--- START OF Exercise materials ---
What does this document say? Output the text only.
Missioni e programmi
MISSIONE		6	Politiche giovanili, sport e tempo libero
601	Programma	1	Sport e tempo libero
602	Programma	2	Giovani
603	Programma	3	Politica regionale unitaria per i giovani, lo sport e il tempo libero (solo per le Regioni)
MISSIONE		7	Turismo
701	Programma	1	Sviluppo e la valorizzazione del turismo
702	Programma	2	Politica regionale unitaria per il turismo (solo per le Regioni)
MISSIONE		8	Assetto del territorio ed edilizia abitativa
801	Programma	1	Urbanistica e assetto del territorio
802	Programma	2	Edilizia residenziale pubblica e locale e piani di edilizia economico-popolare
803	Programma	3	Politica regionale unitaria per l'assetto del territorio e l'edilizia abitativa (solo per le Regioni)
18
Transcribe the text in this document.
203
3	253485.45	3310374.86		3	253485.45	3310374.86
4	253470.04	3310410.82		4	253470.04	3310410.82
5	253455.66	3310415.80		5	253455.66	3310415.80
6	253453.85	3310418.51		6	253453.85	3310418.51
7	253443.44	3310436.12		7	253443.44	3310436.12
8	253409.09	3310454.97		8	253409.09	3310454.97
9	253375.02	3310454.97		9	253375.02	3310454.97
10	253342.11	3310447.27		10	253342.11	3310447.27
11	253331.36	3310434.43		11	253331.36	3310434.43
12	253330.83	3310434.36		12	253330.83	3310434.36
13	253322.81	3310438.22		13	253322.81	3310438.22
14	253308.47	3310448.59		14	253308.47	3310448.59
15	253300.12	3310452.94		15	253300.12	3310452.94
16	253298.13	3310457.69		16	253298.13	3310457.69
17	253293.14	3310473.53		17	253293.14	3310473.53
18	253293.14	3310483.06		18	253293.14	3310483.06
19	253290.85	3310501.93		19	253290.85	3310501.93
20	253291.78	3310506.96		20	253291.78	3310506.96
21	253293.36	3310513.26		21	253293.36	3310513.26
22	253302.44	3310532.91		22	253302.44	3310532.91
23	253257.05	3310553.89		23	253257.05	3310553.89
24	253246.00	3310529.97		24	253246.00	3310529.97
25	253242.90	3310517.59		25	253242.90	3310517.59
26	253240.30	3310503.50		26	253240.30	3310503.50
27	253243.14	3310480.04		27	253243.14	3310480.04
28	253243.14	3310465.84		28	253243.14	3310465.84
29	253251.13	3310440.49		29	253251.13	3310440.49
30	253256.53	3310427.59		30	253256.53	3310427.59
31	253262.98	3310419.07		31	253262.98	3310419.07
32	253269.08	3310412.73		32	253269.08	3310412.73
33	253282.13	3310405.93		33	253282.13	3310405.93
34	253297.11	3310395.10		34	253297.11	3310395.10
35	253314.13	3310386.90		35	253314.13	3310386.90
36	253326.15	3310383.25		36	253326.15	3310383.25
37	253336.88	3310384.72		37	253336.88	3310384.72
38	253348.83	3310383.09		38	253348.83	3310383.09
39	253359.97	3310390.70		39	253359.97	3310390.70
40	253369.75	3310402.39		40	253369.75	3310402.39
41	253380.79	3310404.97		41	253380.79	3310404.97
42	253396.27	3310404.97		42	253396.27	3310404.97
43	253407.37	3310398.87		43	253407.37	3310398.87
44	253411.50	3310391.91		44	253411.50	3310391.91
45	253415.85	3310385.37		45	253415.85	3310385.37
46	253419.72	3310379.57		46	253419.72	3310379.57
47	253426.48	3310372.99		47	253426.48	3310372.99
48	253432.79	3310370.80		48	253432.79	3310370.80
--- END OF Exercise materials ---
Set problem: Find every line in the listing that holds the string "solo", then say how many there are as a bare number.

Final answer: 3